» **Job**
Which lines in the records below contain the word "Output"? Copy each of them.

» **Data to use**
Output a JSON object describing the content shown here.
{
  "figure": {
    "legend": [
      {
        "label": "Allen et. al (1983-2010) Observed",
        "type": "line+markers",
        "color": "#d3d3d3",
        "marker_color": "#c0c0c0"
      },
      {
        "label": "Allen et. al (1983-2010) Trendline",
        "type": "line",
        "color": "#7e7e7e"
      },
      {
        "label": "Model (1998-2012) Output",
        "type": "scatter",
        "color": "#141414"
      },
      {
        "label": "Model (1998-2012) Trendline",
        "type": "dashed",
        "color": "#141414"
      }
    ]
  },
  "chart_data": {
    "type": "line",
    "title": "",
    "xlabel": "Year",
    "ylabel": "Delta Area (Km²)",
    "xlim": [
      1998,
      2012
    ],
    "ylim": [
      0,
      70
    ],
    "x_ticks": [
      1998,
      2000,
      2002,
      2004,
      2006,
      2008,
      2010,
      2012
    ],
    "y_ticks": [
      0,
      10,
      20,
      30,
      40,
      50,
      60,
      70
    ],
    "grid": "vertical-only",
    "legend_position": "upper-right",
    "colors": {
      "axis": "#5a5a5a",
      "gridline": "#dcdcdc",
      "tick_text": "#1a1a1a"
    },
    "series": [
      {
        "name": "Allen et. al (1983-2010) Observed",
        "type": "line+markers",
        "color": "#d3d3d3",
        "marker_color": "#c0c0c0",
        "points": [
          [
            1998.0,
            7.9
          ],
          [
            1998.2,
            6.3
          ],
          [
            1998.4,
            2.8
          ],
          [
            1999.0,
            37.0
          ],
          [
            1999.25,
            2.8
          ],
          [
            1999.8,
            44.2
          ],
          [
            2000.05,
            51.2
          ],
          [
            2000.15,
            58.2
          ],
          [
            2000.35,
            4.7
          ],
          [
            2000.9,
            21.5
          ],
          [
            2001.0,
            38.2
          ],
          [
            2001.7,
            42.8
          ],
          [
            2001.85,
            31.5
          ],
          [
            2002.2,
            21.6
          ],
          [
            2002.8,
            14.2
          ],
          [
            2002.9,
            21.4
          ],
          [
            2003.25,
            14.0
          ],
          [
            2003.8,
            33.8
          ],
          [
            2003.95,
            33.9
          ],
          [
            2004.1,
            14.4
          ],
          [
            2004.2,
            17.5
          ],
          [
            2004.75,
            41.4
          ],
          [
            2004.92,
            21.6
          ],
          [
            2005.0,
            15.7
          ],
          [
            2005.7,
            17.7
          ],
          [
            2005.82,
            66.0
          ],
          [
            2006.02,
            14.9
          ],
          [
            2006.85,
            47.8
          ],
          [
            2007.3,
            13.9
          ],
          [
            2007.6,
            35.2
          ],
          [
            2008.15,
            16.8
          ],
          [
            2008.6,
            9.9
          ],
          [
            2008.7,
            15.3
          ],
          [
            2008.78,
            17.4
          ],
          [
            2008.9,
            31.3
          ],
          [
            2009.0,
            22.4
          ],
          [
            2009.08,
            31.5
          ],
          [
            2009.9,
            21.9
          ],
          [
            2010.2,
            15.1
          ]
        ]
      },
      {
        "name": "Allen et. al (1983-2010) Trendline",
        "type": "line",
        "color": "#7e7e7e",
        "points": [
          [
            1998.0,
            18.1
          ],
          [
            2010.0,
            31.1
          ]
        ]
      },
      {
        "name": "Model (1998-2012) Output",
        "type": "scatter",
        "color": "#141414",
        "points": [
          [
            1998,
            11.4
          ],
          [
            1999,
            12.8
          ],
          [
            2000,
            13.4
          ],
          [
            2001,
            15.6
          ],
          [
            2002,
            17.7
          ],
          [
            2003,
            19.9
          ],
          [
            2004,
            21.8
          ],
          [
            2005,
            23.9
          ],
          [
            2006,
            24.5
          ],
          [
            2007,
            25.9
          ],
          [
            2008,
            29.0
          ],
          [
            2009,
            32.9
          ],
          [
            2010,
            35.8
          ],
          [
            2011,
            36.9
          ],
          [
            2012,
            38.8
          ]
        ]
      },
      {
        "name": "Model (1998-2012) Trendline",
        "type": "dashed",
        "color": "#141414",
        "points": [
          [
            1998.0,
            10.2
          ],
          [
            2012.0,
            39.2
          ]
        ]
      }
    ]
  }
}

» **Response to this task**
Output a JSON object describing the content shown here.
        "label": "Model (1998-2012) Output",
        "name": "Model (1998-2012) Output",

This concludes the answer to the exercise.